If you want to see a larger example of Forth, read Dadgum's blog on What It's Like to Program Forth.

Here's the example in Python:

print 20 + 30

Notice anything? I do. The Lisp and Forth examples require explanation. They look tricky. They are Puzzle Languages.

In contrast, the Python code is pretty straightforward. It tracks the way most of us in the West have been reading, writing, and speaking all our lives. This is important.

Programming languages are tools. They should make problem solving easier. When they don't, they need to be replaced by tools that do. I'm going give such replacements a name: better tools.

I know that's going to be hard for some programmers to accept, but it's true. Here's why: Programming languages that track the syntax of spoken languages enable programmers to leverage their human language experience. This almost certainly accelerates comprehension when reading code and decreases the time needed to learn a given language.

***

REQUIRED TASKS
[A] Copy the rows below word for word, beginning with the very first row and stopping after the line that contains "- tabs-divider: [298, 90, 609, 91]".
[B] Continue the passage on programming languages and human-language syntax, starting after its final sentence.

***

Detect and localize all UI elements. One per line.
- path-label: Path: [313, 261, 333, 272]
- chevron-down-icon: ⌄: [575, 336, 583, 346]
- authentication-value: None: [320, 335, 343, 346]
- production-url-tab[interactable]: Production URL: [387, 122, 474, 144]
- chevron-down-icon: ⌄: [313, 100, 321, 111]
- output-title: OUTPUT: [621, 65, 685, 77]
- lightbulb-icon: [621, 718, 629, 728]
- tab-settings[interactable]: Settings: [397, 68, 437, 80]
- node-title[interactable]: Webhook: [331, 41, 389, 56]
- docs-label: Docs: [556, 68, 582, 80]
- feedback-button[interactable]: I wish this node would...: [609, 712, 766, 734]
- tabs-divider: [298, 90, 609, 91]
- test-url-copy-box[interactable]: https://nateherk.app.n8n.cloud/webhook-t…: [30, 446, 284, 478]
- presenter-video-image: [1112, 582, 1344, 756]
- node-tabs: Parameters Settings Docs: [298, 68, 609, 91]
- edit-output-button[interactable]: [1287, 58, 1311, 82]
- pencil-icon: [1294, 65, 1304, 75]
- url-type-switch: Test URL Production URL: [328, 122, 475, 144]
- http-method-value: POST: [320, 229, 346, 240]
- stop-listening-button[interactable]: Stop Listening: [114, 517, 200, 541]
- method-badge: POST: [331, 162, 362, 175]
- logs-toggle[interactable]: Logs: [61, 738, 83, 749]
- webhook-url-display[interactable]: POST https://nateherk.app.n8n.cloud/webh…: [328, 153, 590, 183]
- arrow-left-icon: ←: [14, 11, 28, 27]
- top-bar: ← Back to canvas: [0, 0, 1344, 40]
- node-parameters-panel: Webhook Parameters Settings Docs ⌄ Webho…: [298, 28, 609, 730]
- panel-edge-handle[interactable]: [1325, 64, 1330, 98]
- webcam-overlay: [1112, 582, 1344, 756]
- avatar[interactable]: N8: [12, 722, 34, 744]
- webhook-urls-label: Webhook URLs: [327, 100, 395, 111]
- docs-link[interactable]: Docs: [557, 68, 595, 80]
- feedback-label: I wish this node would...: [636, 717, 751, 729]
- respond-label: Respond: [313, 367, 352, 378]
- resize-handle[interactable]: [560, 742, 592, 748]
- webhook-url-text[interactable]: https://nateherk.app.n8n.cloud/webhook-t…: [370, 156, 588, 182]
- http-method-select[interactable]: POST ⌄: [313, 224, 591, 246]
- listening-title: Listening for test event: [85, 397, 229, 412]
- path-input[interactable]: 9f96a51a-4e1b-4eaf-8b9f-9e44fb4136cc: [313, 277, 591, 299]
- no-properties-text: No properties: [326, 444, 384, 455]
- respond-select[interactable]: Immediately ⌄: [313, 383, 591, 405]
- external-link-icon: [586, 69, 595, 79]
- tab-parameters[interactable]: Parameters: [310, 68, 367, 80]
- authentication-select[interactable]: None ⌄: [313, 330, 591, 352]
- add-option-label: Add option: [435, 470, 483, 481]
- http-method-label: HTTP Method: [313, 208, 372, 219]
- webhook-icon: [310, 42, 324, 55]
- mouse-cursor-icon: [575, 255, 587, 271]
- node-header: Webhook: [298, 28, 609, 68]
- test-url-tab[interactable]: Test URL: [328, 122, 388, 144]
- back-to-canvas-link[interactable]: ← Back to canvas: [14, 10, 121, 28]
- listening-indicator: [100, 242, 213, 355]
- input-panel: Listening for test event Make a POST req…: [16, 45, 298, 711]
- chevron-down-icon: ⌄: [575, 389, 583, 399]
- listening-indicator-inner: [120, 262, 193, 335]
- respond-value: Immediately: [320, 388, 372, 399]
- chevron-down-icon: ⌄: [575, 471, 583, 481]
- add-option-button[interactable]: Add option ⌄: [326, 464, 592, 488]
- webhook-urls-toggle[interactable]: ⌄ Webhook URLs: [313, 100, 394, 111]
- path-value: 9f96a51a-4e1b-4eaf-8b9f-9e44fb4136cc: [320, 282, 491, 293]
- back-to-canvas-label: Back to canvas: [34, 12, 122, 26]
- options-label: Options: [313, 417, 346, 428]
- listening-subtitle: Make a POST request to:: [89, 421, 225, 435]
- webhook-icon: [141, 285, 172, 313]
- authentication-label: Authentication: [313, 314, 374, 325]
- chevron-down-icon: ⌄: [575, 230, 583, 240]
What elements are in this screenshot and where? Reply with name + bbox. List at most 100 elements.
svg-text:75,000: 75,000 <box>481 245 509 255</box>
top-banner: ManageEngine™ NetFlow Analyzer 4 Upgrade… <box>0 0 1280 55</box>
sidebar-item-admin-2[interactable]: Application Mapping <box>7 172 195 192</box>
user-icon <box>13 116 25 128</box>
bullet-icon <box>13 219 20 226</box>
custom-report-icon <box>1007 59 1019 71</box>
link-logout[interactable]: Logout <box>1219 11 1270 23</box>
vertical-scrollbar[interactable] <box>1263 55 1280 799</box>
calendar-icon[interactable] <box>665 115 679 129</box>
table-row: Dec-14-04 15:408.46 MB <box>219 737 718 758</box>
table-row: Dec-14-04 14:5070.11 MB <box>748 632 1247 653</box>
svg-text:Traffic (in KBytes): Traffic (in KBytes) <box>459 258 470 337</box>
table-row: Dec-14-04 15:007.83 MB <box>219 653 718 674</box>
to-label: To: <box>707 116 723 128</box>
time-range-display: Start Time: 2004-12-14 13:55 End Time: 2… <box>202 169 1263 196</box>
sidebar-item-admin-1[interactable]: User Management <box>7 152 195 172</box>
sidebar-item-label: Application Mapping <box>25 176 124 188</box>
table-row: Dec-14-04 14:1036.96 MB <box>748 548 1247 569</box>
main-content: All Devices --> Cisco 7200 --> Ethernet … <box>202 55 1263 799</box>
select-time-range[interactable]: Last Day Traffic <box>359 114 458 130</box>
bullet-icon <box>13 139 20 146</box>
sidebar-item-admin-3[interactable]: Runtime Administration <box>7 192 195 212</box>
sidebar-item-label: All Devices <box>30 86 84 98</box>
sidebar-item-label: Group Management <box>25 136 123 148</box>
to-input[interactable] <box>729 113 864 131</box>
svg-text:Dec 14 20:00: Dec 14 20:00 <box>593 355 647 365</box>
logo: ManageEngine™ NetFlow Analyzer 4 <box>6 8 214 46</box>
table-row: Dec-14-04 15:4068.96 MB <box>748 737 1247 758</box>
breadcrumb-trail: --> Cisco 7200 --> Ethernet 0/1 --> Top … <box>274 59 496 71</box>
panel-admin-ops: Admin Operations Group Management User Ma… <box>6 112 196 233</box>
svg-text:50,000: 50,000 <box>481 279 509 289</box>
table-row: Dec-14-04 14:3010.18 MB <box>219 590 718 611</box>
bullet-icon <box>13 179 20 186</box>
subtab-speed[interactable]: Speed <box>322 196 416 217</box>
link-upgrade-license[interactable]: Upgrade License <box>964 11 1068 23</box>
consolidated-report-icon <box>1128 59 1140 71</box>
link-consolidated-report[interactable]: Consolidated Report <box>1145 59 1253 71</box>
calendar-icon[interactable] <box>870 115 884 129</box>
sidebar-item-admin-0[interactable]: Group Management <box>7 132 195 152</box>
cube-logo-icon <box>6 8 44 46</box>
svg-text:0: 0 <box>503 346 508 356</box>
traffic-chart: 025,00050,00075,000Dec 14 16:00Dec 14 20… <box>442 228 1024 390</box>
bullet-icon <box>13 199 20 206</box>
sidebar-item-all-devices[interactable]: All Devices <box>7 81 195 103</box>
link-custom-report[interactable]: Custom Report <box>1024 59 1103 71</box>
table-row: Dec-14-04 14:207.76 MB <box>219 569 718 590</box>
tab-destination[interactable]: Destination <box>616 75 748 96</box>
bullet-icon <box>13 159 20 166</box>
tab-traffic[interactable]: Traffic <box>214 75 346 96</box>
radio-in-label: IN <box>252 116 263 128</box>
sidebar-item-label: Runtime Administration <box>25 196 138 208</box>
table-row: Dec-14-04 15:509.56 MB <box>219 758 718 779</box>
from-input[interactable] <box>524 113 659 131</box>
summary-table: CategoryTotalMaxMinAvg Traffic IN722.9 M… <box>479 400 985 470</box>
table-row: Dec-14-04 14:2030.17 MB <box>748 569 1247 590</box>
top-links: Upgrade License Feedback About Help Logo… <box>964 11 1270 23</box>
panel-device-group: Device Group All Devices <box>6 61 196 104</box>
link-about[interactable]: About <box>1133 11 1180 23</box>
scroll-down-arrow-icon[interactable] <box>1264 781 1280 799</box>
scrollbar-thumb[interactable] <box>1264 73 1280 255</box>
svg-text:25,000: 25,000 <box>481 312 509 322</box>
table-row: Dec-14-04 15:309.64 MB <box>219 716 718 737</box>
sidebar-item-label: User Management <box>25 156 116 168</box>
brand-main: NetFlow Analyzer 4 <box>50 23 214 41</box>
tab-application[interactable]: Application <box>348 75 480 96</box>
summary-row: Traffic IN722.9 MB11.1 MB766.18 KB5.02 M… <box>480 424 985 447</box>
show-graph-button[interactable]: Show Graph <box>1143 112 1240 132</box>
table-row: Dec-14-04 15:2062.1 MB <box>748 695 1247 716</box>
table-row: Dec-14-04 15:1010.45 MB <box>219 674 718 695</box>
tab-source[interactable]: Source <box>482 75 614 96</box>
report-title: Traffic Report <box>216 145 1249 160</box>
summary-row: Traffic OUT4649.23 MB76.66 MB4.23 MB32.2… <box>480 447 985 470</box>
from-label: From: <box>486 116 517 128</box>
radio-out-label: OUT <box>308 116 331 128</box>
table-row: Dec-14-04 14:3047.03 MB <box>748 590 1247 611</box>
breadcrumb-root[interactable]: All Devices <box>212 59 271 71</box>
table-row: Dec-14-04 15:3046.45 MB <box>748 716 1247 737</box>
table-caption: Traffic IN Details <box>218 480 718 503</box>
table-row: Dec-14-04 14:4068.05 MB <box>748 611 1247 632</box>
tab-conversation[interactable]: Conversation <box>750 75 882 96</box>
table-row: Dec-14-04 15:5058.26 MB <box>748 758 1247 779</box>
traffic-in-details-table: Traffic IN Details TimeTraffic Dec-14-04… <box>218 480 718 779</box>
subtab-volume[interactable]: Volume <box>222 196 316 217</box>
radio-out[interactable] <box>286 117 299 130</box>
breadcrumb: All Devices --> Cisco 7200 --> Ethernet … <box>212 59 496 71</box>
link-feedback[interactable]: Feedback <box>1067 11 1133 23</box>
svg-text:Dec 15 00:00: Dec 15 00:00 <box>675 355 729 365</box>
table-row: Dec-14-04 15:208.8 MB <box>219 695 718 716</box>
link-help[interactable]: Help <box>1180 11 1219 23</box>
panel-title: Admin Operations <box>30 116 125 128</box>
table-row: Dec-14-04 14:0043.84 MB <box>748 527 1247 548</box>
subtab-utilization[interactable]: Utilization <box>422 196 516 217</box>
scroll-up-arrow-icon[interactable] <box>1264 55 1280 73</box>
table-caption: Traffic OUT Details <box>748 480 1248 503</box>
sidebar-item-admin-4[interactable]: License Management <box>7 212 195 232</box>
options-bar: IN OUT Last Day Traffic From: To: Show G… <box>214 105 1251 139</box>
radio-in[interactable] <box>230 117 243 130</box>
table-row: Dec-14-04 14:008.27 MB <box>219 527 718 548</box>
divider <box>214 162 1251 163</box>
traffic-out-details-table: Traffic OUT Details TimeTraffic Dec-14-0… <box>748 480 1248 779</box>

***

RESULTS FOR EACH TASK
[A]
Detect and localize all UI elements. One per line.
- path-label: Path: [313, 261, 333, 272]
- chevron-down-icon: ⌄: [575, 336, 583, 346]
- authentication-value: None: [320, 335, 343, 346]
- production-url-tab[interactable]: Production URL: [387, 122, 474, 144]
- chevron-down-icon: ⌄: [313, 100, 321, 111]
- output-title: OUTPUT: [621, 65, 685, 77]
- lightbulb-icon: [621, 718, 629, 728]
- tab-settings[interactable]: Settings: [397, 68, 437, 80]
- node-title[interactable]: Webhook: [331, 41, 389, 56]
- docs-label: Docs: [556, 68, 582, 80]
- feedback-button[interactable]: I wish this node would...: [609, 712, 766, 734]
- tabs-divider: [298, 90, 609, 91]

[B]
Python has really been climbing the popularity charts over the past decade, and I would argue a large part of its success as a programming language is due to how simple it is to learn and remember.

And don't ignore that "remember" bit. It's in bold for a reason. Just learning a language isn't enough; you also must remember the language when you need it. Ten years ago, Perl was the language everybody used for scripting, but not anymore. Perl's syntax is tricky and hard to remember, which is probably why other languages like Python, Ruby, and PHP have been stealing away so many programmers who would likely have counted themselves as Perl programmers back around 2000. For that matter, many of them were Perl programmers back then. But not anymore.

I'm arguing that straightforward syntax is one of the most important features a programming language can have and that lacking such syntax can result in the language declining in popularity or never really getting adopted at all.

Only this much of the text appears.